Aim of the task
Set down the material below word for word, excluding the pictures.

Data to process
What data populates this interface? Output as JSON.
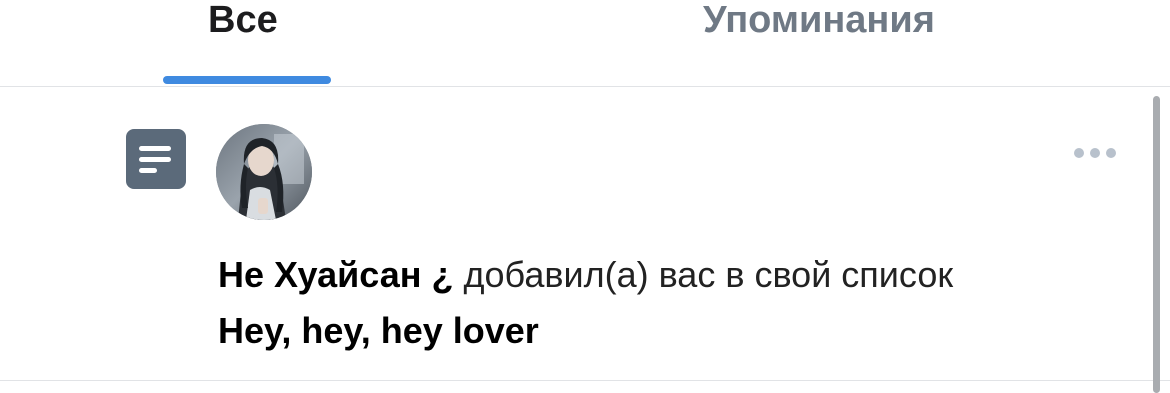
{
  "tabs": [
    {
      "label": "Все",
      "active": true
    },
    {
      "label": "Упоминания",
      "active": false
    }
  ],
  "notification": {
    "type_icon": "text-lines-icon",
    "avatar": "user-avatar",
    "author": "Не Хуайсан ¿",
    "action": "добавил(а) вас в свой список",
    "list_name": "Hey, hey, hey lover",
    "more_icon": "more-horizontal-icon"
  },
  "colors": {
    "accent": "#3f8ae0",
    "tab_inactive": "#6f7985",
    "icon_bg": "#5b6a7a",
    "divider": "#e1e3e6"
  }
}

Exercise result
What data populates this interface? Output as JSON.
{
  "tabs": [
    {
      "label": "Все",
      "active": true
    },
    {
      "label": "Упоминания",
      "active": false
    }
  ],
  "notification": {
    "type_icon": "text-lines-icon",
    "avatar": "user-avatar",
    "author": "Не Хуайсан ¿",
    "action": "добавил(а) вас в свой список",
    "list_name": "Hey, hey, hey lover",
    "more_icon": "more-horizontal-icon"
  },
  "colors": {
    "accent": "#3f8ae0",
    "tab_inactive": "#6f7985",
    "icon_bg": "#5b6a7a",
    "divider": "#e1e3e6"
  }
}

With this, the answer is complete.